─── RECORDS FOR THIS TASK
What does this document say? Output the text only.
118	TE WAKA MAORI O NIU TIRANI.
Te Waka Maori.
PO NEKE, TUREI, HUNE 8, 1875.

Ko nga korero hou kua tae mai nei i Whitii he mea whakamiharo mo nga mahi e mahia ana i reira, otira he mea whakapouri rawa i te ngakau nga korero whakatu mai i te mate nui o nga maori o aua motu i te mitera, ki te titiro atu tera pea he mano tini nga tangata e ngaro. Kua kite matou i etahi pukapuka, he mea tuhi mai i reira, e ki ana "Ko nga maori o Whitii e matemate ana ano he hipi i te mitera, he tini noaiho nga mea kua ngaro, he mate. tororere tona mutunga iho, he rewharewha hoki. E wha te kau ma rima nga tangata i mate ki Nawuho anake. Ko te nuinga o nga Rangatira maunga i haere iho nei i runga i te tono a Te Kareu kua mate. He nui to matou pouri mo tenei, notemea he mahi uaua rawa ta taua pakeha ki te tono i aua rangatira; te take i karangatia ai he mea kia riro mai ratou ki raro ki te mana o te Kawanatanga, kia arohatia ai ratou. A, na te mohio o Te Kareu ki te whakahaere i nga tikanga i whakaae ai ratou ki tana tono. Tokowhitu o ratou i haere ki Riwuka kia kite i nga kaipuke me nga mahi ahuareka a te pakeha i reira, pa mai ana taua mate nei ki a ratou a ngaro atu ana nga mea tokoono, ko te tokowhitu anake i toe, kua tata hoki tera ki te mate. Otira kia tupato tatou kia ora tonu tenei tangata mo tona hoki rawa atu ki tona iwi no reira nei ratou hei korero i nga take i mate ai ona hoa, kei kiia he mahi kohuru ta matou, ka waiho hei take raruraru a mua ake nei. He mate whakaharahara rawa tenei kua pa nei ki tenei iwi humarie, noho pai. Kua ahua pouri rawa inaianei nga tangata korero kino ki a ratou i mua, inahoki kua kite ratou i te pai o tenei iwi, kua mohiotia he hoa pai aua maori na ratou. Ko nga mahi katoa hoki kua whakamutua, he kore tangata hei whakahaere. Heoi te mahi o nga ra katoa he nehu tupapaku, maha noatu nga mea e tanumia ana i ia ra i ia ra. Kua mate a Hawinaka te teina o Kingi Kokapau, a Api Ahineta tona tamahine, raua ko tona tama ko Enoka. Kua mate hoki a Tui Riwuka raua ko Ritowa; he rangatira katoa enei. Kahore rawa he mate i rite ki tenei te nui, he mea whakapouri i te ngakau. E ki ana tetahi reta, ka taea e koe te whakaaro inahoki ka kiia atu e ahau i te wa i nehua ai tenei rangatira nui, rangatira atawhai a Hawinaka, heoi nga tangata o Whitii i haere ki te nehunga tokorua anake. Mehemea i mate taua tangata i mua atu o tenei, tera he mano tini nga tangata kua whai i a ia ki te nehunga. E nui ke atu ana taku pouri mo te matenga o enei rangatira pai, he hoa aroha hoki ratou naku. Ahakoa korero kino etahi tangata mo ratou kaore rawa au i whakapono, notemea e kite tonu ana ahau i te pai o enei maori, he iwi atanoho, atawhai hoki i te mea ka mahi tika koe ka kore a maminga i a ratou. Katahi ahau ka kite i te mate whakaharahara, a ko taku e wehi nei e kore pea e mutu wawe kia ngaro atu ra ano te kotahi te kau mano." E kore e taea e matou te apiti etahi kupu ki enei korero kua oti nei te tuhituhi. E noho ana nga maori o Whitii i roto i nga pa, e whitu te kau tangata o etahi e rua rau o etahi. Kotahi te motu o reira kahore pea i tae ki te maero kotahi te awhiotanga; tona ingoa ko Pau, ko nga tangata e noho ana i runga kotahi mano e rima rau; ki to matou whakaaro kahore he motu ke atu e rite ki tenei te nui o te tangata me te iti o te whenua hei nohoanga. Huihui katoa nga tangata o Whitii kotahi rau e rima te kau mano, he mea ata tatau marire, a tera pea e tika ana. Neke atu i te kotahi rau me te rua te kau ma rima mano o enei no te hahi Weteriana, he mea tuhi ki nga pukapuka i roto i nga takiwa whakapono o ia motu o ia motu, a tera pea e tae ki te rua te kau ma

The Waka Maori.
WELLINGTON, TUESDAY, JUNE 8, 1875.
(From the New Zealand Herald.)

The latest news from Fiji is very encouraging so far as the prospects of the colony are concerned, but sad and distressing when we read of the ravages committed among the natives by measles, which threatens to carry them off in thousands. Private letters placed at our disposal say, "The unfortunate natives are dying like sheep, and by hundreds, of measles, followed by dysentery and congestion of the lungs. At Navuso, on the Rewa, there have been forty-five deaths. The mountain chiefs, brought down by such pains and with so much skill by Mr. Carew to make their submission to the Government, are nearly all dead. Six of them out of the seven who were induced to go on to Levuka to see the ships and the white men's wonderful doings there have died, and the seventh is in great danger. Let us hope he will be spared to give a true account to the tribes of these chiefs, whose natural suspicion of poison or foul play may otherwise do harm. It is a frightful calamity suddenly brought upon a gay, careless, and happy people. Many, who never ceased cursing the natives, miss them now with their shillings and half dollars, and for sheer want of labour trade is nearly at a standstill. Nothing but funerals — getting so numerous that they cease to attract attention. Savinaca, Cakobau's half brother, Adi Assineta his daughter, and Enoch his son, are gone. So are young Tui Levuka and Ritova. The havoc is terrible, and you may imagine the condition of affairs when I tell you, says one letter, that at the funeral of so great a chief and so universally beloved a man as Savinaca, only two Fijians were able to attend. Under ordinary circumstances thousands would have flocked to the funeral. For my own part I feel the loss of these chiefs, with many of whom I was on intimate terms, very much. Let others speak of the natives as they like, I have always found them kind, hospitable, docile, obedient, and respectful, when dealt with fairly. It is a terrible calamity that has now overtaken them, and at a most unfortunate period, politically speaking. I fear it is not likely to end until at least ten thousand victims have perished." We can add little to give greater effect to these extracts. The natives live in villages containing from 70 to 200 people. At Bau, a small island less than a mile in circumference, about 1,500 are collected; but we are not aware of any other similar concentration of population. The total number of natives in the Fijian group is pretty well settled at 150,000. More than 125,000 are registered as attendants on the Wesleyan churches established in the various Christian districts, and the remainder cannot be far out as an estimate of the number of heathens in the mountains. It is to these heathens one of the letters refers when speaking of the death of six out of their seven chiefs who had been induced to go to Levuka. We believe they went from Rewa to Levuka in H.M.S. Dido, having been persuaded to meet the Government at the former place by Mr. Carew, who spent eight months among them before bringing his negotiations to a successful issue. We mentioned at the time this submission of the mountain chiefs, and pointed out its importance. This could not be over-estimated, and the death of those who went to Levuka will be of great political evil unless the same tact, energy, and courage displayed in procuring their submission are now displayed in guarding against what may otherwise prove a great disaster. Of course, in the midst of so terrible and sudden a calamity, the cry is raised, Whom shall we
──────
TASK INSTRUCTIONS:
Return each line of the records above exactly as it reads.

COMPLETE ANSWER:
What does this document say? Output the text only.
118	TE WAKA MAORI O NIU TIRANI.
Te Waka Maori.
PO NEKE, TUREI, HUNE 8, 1875.

Ko nga korero hou kua tae mai nei i Whitii he mea whakamiharo mo nga mahi e mahia ana i reira, otira he mea whakapouri rawa i te ngakau nga korero whakatu mai i te mate nui o nga maori o aua motu i te mitera, ki te titiro atu tera pea he mano tini nga tangata e ngaro. Kua kite matou i etahi pukapuka, he mea tuhi mai i reira, e ki ana "Ko nga maori o Whitii e matemate ana ano he hipi i te mitera, he tini noaiho nga mea kua ngaro, he mate. tororere tona mutunga iho, he rewharewha hoki. E wha te kau ma rima nga tangata i mate ki Nawuho anake. Ko te nuinga o nga Rangatira maunga i haere iho nei i runga i te tono a Te Kareu kua mate. He nui to matou pouri mo tenei, notemea he mahi uaua rawa ta taua pakeha ki te tono i aua rangatira; te take i karangatia ai he mea kia riro mai ratou ki raro ki te mana o te Kawanatanga, kia arohatia ai ratou. A, na te mohio o Te Kareu ki te whakahaere i nga tikanga i whakaae ai ratou ki tana tono. Tokowhitu o ratou i haere ki Riwuka kia kite i nga kaipuke me nga mahi ahuareka a te pakeha i reira, pa mai ana taua mate nei ki a ratou a ngaro atu ana nga mea tokoono, ko te tokowhitu anake i toe, kua tata hoki tera ki te mate. Otira kia tupato tatou kia ora tonu tenei tangata mo tona hoki rawa atu ki tona iwi no reira nei ratou hei korero i nga take i mate ai ona hoa, kei kiia he mahi kohuru ta matou, ka waiho hei take raruraru a mua ake nei. He mate whakaharahara rawa tenei kua pa nei ki tenei iwi humarie, noho pai. Kua ahua pouri rawa inaianei nga tangata korero kino ki a ratou i mua, inahoki kua kite ratou i te pai o tenei iwi, kua mohiotia he hoa pai aua maori na ratou. Ko nga mahi katoa hoki kua whakamutua, he kore tangata hei whakahaere. Heoi te mahi o nga ra katoa he nehu tupapaku, maha noatu nga mea e tanumia ana i ia ra i ia ra. Kua mate a Hawinaka te teina o Kingi Kokapau, a Api Ahineta tona tamahine, raua ko tona tama ko Enoka. Kua mate hoki a Tui Riwuka raua ko Ritowa; he rangatira katoa enei. Kahore rawa he mate i rite ki tenei te nui, he mea whakapouri i te ngakau. E ki ana tetahi reta, ka taea e koe te whakaaro inahoki ka kiia atu e ahau i te wa i nehua ai tenei rangatira nui, rangatira atawhai a Hawinaka, heoi nga tangata o Whitii i haere ki te nehunga tokorua anake. Mehemea i mate taua tangata i mua atu o tenei, tera he mano tini nga tangata kua whai i a ia ki te nehunga. E nui ke atu ana taku pouri mo te matenga o enei rangatira pai, he hoa aroha hoki ratou naku. Ahakoa korero kino etahi tangata mo ratou kaore rawa au i whakapono, notemea e kite tonu ana ahau i te pai o enei maori, he iwi atanoho, atawhai hoki i te mea ka mahi tika koe ka kore a maminga i a ratou. Katahi ahau ka kite i te mate whakaharahara, a ko taku e wehi nei e kore pea e mutu wawe kia ngaro atu ra ano te kotahi te kau mano." E kore e taea e matou te apiti etahi kupu ki enei korero kua oti nei te tuhituhi. E noho ana nga maori o Whitii i roto i nga pa, e whitu te kau tangata o etahi e rua rau o etahi. Kotahi te motu o reira kahore pea i tae ki te maero kotahi te awhiotanga; tona ingoa ko Pau, ko nga tangata e noho ana i runga kotahi mano e rima rau; ki to matou whakaaro kahore he motu ke atu e rite ki tenei te nui o te tangata me te iti o te whenua hei nohoanga. Huihui katoa nga tangata o Whitii kotahi rau e rima te kau mano, he mea ata tatau marire, a tera pea e tika ana. Neke atu i te kotahi rau me te rua te kau ma rima mano o enei no te hahi Weteriana, he mea tuhi ki nga pukapuka i roto i nga takiwa whakapono o ia motu o ia motu, a tera pea e tae ki te rua te kau ma

The Waka Maori.
WELLINGTON, TUESDAY, JUNE 8, 1875.
(From the New Zealand Herald.)

The latest news from Fiji is very encouraging so far as the prospects of the colony are concerned, but sad and distressing when we read of the ravages committed among the natives by measles, which threatens to carry them off in thousands. Private letters placed at our disposal say, "The unfortunate natives are dying like sheep, and by hundreds, of measles, followed by dysentery and congestion of the lungs. At Navuso, on the Rewa, there have been forty-five deaths. The mountain chiefs, brought down by such pains and with so much skill by Mr. Carew to make their submission to the Government, are nearly all dead. Six of them out of the seven who were induced to go on to Levuka to see the ships and the white men's wonderful doings there have died, and the seventh is in great danger. Let us hope he will be spared to give a true account to the tribes of these chiefs, whose natural suspicion of poison or foul play may otherwise do harm. It is a frightful calamity suddenly brought upon a gay, careless, and happy people. Many, who never ceased cursing the natives, miss them now with their shillings and half dollars, and for sheer want of labour trade is nearly at a standstill. Nothing but funerals — getting so numerous that they cease to attract attention. Savinaca, Cakobau's half brother, Adi Assineta his daughter, and Enoch his son, are gone. So are young Tui Levuka and Ritova. The havoc is terrible, and you may imagine the condition of affairs when I tell you, says one letter, that at the funeral of so great a chief and so universally beloved a man as Savinaca, only two Fijians were able to attend. Under ordinary circumstances thousands would have flocked to the funeral. For my own part I feel the loss of these chiefs, with many of whom I was on intimate terms, very much. Let others speak of the natives as they like, I have always found them kind, hospitable, docile, obedient, and respectful, when dealt with fairly. It is a terrible calamity that has now overtaken them, and at a most unfortunate period, politically speaking. I fear it is not likely to end until at least ten thousand victims have perished." We can add little to give greater effect to these extracts. The natives live in villages containing from 70 to 200 people. At Bau, a small island less than a mile in circumference, about 1,500 are collected; but we are not aware of any other similar concentration of population. The total number of natives in the Fijian group is pretty well settled at 150,000. More than 125,000 are registered as attendants on the Wesleyan churches established in the various Christian districts, and the remainder cannot be far out as an estimate of the number of heathens in the mountains. It is to these heathens one of the letters refers when speaking of the death of six out of their seven chiefs who had been induced to go to Levuka. We believe they went from Rewa to Levuka in H.M.S. Dido, having been persuaded to meet the Government at the former place by Mr. Carew, who spent eight months among them before bringing his negotiations to a successful issue. We mentioned at the time this submission of the mountain chiefs, and pointed out its importance. This could not be over-estimated, and the death of those who went to Levuka will be of great political evil unless the same tact, energy, and courage displayed in procuring their submission are now displayed in guarding against what may otherwise prove a great disaster. Of course, in the midst of so terrible and sudden a calamity, the cry is raised, Whom shall we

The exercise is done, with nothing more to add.